— TASK OBJECTIVE —
Hunt for the word "трещины" across the entries below, copying each line that holds it.

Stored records
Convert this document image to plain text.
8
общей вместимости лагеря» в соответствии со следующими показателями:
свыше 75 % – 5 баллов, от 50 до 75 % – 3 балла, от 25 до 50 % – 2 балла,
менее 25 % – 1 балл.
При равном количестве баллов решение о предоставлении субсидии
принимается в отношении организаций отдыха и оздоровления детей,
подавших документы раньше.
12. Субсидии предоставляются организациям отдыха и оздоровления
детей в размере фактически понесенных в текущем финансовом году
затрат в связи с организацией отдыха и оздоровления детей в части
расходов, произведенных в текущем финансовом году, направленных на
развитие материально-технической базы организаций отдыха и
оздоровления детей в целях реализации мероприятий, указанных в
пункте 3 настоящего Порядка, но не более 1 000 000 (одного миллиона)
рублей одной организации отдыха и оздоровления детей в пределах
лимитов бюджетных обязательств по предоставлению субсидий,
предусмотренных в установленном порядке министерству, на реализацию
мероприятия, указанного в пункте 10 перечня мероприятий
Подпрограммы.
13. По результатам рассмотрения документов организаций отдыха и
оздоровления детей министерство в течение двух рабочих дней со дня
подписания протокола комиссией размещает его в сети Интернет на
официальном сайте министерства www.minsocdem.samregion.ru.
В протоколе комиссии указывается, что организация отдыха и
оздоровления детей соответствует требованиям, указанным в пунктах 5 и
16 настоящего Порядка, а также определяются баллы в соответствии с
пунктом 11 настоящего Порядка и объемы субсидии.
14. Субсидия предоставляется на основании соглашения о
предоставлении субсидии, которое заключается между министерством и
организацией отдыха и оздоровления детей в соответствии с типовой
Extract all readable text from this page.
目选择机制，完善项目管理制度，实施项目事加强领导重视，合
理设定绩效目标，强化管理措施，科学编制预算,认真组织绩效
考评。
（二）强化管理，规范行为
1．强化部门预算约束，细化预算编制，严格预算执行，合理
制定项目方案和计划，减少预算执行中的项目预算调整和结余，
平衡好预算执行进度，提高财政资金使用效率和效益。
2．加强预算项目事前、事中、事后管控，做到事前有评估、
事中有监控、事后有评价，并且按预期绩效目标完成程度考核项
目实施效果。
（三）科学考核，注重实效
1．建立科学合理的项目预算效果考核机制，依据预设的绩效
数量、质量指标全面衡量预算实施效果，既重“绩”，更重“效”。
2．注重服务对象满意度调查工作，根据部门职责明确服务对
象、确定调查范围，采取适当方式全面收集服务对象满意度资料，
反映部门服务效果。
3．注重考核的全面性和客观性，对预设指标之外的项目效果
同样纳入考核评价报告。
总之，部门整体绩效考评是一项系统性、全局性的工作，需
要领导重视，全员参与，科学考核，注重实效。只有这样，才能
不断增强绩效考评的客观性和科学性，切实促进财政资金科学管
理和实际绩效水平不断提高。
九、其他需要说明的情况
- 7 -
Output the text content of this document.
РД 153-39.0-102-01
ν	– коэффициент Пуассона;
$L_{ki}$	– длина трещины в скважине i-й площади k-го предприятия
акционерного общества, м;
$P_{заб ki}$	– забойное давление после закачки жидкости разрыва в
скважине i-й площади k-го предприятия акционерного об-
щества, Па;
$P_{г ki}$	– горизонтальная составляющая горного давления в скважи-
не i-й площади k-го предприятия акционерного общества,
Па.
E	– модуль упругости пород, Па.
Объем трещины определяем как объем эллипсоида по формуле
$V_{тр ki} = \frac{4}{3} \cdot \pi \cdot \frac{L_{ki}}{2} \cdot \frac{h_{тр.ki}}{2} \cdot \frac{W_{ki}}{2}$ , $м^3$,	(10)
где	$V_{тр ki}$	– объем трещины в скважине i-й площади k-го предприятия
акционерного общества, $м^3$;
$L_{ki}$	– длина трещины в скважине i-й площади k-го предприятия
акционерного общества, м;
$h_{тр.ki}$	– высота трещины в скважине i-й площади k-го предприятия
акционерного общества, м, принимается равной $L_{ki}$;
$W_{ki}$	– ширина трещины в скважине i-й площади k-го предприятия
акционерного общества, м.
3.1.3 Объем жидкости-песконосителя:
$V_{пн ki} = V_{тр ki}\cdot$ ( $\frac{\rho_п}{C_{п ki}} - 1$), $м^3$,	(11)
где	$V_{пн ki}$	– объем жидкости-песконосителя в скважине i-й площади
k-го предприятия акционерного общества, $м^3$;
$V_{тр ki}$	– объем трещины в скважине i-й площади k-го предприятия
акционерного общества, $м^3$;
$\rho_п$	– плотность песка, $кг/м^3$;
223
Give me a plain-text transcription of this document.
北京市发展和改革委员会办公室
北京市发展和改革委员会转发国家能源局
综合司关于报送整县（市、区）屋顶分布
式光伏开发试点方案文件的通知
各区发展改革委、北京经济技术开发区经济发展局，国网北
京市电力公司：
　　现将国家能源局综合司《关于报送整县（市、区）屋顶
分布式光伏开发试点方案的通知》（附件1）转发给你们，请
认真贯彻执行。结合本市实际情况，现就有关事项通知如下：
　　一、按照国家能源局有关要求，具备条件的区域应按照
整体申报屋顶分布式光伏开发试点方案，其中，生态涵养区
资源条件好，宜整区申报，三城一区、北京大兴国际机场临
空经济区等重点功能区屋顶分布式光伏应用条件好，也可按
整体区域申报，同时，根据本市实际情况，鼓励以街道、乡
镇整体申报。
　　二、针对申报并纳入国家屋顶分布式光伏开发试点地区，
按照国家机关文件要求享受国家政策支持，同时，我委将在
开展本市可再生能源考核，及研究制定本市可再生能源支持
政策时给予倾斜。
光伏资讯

— ANSWER BELOW —
$L_{ki}$	– длина трещины в скважине i-й площади k-го предприятия
Объем трещины определяем как объем эллипсоида по формуле
где	$V_{тр ki}$	– объем трещины в скважине i-й площади k-го предприятия
$L_{ki}$	– длина трещины в скважине i-й площади k-го предприятия
$h_{тр.ki}$	– высота трещины в скважине i-й площади k-го предприятия
$W_{ki}$	– ширина трещины в скважине i-й площади k-го предприятия
$V_{тр ki}$	– объем трещины в скважине i-й площади k-го предприятия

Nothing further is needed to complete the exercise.